##### SELECTED PASSAGE

How Zephira solves the UAE KYB problem
Zephira goes direct to the Ministry of Economy NER, the seven emirate DEDs, ADGM, DIFC, DMCC, and the Central Bank of the UAE — and joins every UAE record to Singapore, Hong Kong, mainland China, the UK, Germany, and 100+ other jurisdictions on a single data model. Search by trade licence number, ERN, ADGM / DIFC registration, or English/Arabic name. Data Provenance attribution on every field. No aggregator middlemen.
Start a free search →The UBO regime — Cabinet Decisions 58 of 2020 & 109 of 2023
The UAE’s beneficial-ownership disclosure regime is built on two federal Cabinet Decisions, with significant enforcement strengthening over the 2022–2024 FATF reform period.
Who counts as a UBO
What gets filed — and what doesn’t get published
UAE entities must file the following UBO data with their licensing authority and keep it updated within 15 days of any change:
- Full name of UBO
- Nationality and date of birth
- Passport or Emirates ID number
- Residential address
- Nature and extent of beneficial control
- Date control acquired
None of this data is publicly inspectable. UBO records are held by the licensing authority and accessible only to:
- The UAE Financial Intelligence Unit (FIU)
- The Ministry of Economy and competent regulators
- Federal courts and law-enforcement agencies
- The entity itself, its officers, and authorised representatives
The UAE’s UBO regime is architecturally similar to Hong Kong’s Significant Controllers Register and broadly aligned with the EU’s post-Sovim position: filing obligations are in force; public consultation is not. Compared to the UK PSC register (public access by default) or Italy’s Registro dei Titolari Effettivi (suspended), the UAE sits in the middle — data is held and reliably maintained, but access requires a legitimate-interest claim and is mediated through the FIU or competent regulators.
For external KYB workflows, this means UAE beneficial-ownership analysis cannot rely on public registry data alone. Ownership structures need to be reconstructed from paid Memoranda of Association (for mainland LLCs), listed-entity disclosures (for PJSCs), shareholder declarations to ADGM/DIFC for financial-free-zone entities, and cross-jurisdiction trails for any non-UAE parent entities. The data quality has materially improved post-2024, but the access architecture remains restricted.
API and bulk data feeds — the four real paths
For any production KYB or supplier-verification integration that needs structured UAE company data at scale, four distinct access paths exist. Each has materially different coverage, latency, and licensing terms.

##########
##### ROWS

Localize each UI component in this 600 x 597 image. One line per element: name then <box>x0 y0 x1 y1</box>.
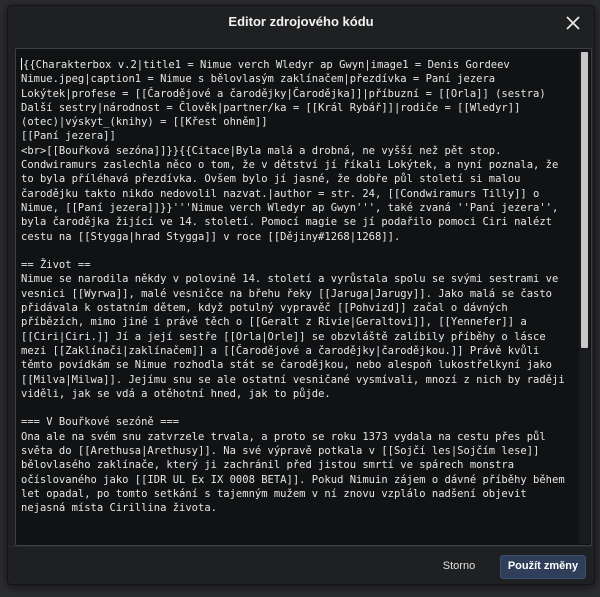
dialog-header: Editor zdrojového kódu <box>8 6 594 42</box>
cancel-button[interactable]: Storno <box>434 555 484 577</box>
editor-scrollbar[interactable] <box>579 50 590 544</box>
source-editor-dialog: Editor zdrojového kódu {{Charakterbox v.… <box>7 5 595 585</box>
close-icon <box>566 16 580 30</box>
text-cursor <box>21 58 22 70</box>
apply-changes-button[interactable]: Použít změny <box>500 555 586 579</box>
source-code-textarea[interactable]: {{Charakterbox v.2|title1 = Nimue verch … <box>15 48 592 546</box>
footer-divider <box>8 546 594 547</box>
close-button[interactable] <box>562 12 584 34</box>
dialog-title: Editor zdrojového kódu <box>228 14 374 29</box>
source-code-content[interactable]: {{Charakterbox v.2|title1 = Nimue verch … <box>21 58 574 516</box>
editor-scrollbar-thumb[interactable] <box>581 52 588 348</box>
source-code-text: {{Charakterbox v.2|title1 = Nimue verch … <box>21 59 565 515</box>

##########
##### ROWS

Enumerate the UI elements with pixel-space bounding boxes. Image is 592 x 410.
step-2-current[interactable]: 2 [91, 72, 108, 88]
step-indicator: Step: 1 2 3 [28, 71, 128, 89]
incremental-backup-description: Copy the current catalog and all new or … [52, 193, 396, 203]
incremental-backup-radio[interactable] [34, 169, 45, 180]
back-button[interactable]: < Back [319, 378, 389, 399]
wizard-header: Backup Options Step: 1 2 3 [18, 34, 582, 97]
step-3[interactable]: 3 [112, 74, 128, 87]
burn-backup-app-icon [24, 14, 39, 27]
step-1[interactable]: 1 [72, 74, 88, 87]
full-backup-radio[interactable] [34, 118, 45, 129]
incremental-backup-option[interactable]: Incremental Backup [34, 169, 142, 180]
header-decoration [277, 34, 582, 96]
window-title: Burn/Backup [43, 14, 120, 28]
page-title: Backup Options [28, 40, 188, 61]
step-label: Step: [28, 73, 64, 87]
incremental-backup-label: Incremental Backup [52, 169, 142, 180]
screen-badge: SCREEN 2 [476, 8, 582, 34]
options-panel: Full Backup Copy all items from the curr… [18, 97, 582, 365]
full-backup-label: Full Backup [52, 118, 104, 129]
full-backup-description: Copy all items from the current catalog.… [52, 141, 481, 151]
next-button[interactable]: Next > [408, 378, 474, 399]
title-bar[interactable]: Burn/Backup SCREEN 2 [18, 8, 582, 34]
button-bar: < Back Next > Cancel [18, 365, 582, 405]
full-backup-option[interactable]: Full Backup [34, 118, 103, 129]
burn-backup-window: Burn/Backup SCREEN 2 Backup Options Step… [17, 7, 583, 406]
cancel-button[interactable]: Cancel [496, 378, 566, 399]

##########
##### ROWS

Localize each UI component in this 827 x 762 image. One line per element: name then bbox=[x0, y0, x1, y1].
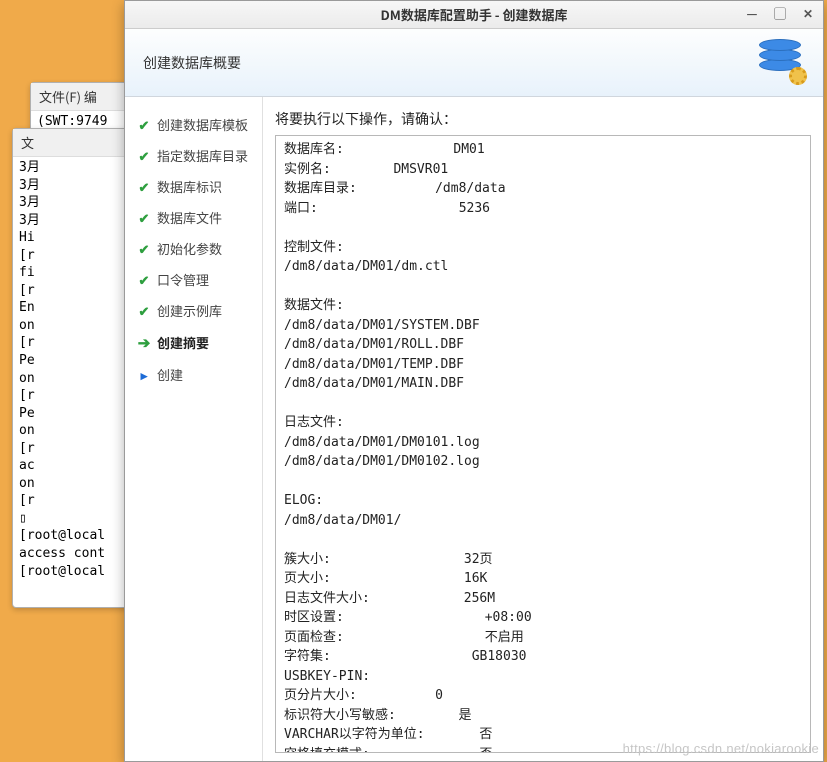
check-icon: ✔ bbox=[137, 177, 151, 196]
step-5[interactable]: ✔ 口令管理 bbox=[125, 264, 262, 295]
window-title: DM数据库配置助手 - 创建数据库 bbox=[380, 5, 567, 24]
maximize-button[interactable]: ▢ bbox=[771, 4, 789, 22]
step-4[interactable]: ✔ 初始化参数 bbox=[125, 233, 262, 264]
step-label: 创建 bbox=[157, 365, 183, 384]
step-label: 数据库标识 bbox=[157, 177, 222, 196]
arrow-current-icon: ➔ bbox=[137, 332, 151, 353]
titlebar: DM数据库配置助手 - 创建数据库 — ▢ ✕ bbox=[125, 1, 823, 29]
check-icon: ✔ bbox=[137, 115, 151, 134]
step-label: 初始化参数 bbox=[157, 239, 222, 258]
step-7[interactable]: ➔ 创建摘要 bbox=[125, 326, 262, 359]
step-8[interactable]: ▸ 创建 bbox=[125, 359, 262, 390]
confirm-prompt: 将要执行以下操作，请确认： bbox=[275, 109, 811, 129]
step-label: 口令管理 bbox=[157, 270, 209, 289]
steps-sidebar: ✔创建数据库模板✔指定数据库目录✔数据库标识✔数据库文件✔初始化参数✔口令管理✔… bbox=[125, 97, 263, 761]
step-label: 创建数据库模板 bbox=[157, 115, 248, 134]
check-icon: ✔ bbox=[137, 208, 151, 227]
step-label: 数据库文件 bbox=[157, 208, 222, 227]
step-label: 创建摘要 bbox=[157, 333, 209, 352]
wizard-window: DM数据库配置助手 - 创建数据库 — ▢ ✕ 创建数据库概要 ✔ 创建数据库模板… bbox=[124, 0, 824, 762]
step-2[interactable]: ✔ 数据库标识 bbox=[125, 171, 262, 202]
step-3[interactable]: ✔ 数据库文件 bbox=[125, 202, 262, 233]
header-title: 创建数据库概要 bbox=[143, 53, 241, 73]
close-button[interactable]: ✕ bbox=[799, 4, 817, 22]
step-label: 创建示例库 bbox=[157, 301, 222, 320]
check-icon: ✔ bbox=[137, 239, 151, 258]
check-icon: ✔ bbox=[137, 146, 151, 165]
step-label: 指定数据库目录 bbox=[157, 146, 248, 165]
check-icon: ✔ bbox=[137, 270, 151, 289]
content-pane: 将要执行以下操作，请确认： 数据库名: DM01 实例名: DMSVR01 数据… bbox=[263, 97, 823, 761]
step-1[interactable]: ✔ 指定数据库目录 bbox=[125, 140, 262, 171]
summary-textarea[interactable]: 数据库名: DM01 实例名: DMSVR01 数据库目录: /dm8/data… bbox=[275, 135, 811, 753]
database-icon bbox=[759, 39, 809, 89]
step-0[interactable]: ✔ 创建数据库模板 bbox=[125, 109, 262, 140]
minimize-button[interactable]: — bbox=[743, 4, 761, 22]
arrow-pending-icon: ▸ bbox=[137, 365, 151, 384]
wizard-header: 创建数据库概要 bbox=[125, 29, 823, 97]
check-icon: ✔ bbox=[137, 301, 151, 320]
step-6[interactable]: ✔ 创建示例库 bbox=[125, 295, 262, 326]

##########

### REQUIREMENT A
From the passage on the UAE beneficial-ownership regime, list each item of UBO data that UAE entities must file with their licensing authority.
### REQUIREMENT B
Find every line in the records that contains the word "catalog", and copy each such line in full.
The text about UAE company data and the records are separate, unrelated material.

### WRITTEN ANSWER A
- Full name of UBO
- Nationality and date of birth
- Passport or Emirates ID number
- Residential address
- Nature and extent of beneficial control
- Date control acquired

### WRITTEN ANSWER B
incremental-backup-description: Copy the current catalog and all new or … [52, 193, 396, 203]
full-backup-description: Copy all items from the current catalog.… [52, 141, 481, 151]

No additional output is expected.